** start MATERIAL FOR THIS EXERCISE **

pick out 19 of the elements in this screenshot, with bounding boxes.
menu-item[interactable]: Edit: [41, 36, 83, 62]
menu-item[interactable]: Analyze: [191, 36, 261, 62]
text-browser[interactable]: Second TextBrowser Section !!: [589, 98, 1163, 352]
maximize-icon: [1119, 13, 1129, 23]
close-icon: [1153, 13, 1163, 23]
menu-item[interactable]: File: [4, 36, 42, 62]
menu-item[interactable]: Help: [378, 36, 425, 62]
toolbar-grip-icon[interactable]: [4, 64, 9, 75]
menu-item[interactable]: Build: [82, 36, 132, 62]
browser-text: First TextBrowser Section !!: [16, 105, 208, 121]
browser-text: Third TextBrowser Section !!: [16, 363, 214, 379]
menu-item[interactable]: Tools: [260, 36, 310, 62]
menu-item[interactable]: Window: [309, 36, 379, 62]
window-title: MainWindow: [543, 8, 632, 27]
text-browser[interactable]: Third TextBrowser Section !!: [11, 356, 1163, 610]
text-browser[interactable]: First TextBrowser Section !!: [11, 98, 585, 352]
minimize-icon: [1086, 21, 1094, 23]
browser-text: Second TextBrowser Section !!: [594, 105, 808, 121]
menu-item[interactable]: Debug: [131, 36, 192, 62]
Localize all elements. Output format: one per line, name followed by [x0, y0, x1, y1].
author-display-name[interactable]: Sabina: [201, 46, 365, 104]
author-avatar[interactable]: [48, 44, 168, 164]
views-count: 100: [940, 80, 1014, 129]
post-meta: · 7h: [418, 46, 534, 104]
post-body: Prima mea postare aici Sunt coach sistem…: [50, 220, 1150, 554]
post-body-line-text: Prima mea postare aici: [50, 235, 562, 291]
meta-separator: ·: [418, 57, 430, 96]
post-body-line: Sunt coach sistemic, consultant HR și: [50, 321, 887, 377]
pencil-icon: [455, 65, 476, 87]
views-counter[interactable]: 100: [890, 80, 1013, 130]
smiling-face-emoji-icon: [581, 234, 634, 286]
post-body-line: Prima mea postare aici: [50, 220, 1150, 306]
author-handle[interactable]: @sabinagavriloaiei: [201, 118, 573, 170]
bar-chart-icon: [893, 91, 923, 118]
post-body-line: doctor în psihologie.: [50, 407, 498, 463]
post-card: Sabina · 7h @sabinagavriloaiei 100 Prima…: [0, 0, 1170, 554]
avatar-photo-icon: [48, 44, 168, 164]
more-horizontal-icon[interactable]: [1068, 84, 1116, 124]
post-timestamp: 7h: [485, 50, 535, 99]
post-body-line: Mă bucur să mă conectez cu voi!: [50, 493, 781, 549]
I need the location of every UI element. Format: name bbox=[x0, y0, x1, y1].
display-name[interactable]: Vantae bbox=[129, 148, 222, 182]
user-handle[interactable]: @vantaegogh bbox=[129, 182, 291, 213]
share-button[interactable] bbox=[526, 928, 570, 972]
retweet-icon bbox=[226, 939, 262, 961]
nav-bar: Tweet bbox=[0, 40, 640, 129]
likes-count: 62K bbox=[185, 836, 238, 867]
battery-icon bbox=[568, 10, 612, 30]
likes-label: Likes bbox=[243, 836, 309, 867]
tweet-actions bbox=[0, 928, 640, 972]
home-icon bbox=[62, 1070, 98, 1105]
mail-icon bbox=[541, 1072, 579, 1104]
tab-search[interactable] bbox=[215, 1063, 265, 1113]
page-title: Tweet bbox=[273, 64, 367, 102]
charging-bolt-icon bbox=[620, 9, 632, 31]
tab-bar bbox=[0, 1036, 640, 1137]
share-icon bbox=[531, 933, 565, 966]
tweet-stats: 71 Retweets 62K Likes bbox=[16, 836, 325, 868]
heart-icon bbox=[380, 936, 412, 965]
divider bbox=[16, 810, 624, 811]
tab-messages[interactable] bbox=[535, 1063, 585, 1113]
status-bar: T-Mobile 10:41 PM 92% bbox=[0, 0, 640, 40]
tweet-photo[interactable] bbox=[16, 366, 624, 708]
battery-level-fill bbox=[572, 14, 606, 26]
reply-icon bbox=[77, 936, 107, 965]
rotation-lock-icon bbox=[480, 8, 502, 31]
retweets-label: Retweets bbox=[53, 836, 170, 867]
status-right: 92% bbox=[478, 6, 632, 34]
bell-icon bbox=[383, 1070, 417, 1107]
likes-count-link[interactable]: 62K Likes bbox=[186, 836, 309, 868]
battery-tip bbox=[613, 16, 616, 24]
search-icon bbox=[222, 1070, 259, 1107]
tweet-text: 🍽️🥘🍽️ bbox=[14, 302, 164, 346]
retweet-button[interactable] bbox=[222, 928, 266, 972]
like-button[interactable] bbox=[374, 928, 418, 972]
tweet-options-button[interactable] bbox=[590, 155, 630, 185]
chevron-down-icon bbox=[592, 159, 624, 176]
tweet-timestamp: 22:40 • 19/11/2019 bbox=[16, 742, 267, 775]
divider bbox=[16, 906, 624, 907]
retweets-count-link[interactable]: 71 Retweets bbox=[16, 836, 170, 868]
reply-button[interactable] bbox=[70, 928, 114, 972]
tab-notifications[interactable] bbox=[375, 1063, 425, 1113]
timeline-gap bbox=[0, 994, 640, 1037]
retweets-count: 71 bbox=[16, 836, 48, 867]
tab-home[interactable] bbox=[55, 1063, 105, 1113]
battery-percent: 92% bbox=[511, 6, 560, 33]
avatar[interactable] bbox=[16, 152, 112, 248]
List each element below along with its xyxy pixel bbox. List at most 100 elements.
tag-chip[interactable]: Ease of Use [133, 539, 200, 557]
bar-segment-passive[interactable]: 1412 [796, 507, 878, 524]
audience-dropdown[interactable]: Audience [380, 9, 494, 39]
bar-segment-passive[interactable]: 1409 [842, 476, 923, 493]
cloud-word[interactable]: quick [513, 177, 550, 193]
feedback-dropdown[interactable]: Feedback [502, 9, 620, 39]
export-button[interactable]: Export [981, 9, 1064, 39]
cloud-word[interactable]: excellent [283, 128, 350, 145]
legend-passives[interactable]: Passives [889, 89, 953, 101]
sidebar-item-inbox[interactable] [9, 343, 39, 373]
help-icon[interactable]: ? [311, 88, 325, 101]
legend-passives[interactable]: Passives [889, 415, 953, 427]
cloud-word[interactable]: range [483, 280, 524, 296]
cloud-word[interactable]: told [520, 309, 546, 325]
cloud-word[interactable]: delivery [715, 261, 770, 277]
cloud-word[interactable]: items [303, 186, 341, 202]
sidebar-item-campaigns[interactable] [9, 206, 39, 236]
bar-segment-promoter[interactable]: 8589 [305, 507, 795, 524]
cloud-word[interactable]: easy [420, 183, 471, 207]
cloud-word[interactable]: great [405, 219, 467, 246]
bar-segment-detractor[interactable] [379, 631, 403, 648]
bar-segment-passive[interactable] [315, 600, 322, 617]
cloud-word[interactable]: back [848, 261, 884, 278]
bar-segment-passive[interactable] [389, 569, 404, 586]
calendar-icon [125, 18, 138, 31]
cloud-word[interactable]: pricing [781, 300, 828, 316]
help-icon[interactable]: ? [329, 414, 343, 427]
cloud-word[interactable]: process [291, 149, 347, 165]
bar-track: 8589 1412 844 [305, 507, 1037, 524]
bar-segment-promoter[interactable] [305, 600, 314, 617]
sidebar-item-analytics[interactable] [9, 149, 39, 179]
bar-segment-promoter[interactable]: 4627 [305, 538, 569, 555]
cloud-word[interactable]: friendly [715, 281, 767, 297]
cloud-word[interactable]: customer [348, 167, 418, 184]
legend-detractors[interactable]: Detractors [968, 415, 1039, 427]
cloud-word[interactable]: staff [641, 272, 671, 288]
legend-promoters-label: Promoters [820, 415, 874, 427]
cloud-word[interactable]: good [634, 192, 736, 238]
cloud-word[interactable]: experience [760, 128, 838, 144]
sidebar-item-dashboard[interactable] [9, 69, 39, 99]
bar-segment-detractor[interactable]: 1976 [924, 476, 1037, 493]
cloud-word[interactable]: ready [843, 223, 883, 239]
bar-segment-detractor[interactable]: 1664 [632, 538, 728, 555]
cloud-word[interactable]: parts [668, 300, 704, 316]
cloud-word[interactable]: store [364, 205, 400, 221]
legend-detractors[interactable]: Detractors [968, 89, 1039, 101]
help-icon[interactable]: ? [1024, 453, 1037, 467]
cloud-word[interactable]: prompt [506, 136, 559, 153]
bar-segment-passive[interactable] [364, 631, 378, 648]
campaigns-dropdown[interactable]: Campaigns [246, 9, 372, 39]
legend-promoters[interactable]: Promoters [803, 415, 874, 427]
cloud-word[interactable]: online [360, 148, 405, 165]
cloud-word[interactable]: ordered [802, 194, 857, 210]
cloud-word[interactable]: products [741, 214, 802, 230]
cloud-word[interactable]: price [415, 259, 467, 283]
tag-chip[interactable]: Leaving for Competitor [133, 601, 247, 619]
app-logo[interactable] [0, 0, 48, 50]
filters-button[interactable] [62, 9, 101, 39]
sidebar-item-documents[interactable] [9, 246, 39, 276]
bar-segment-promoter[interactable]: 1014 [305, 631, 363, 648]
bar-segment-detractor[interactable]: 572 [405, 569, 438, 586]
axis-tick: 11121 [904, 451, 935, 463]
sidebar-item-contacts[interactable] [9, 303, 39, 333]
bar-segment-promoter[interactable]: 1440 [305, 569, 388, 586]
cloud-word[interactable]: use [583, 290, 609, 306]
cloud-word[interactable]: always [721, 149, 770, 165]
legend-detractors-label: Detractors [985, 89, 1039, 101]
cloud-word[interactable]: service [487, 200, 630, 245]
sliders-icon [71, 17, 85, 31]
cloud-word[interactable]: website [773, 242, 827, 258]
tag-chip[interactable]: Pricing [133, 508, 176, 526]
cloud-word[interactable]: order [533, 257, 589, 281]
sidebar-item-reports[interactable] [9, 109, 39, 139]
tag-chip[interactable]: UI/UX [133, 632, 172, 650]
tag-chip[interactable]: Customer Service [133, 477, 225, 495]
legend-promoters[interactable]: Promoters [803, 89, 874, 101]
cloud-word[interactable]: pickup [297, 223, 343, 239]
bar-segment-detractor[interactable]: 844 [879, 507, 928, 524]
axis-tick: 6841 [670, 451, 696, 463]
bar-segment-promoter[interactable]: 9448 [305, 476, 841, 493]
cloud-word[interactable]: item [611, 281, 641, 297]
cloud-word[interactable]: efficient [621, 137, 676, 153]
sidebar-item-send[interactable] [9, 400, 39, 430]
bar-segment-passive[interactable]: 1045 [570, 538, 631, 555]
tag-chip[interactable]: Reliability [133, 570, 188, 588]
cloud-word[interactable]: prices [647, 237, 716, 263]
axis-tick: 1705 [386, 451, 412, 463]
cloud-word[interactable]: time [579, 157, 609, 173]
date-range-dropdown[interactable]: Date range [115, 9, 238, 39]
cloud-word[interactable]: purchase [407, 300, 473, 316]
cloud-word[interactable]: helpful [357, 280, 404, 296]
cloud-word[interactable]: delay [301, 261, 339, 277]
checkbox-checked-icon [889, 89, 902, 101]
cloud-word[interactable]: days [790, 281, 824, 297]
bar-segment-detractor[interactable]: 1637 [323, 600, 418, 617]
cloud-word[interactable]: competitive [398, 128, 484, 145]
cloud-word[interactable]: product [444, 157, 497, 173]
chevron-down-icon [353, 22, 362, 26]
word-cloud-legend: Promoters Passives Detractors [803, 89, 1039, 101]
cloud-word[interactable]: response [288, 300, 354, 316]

** end MATERIAL FOR THIS EXERCISE **

WHAT TO WORK ON - Can you rewrite the rows from the start through the line containing "post-timestamp: 7h: [485, 50, 535, 99]", with every "menu-item" changed to "menu-entry" and everything else left as it is?

COMPLETED TASK -
pick out 19 of the elements in this screenshot, with bounding boxes.
menu-entry[interactable]: Edit: [41, 36, 83, 62]
menu-entry[interactable]: Analyze: [191, 36, 261, 62]
text-browser[interactable]: Second TextBrowser Section !!: [589, 98, 1163, 352]
maximize-icon: [1119, 13, 1129, 23]
close-icon: [1153, 13, 1163, 23]
menu-entry[interactable]: File: [4, 36, 42, 62]
menu-entry[interactable]: Help: [378, 36, 425, 62]
toolbar-grip-icon[interactable]: [4, 64, 9, 75]
menu-entry[interactable]: Build: [82, 36, 132, 62]
browser-text: First TextBrowser Section !!: [16, 105, 208, 121]
browser-text: Third TextBrowser Section !!: [16, 363, 214, 379]
menu-entry[interactable]: Tools: [260, 36, 310, 62]
menu-entry[interactable]: Window: [309, 36, 379, 62]
window-title: MainWindow: [543, 8, 632, 27]
text-browser[interactable]: Third TextBrowser Section !!: [11, 356, 1163, 610]
text-browser[interactable]: First TextBrowser Section !!: [11, 98, 585, 352]
minimize-icon: [1086, 21, 1094, 23]
browser-text: Second TextBrowser Section !!: [594, 105, 808, 121]
menu-entry[interactable]: Debug: [131, 36, 192, 62]
Localize all elements. Output format: one per line, name followed by [x0, y0, x1, y1].
author-display-name[interactable]: Sabina: [201, 46, 365, 104]
author-avatar[interactable]: [48, 44, 168, 164]
views-count: 100: [940, 80, 1014, 129]
post-meta: · 7h: [418, 46, 534, 104]
post-body: Prima mea postare aici Sunt coach sistem…: [50, 220, 1150, 554]
post-body-line-text: Prima mea postare aici: [50, 235, 562, 291]
meta-separator: ·: [418, 57, 430, 96]
post-body-line: Sunt coach sistemic, consultant HR și: [50, 321, 887, 377]
pencil-icon: [455, 65, 476, 87]
views-counter[interactable]: 100: [890, 80, 1013, 130]
smiling-face-emoji-icon: [581, 234, 634, 286]
post-body-line: Prima mea postare aici: [50, 220, 1150, 306]
author-handle[interactable]: @sabinagavriloaiei: [201, 118, 573, 170]
bar-chart-icon: [893, 91, 923, 118]
post-body-line: doctor în psihologie.: [50, 407, 498, 463]
post-card: Sabina · 7h @sabinagavriloaiei 100 Prima…: [0, 0, 1170, 554]
avatar-photo-icon: [48, 44, 168, 164]
more-horizontal-icon[interactable]: [1068, 84, 1116, 124]
post-timestamp: 7h: [485, 50, 535, 99]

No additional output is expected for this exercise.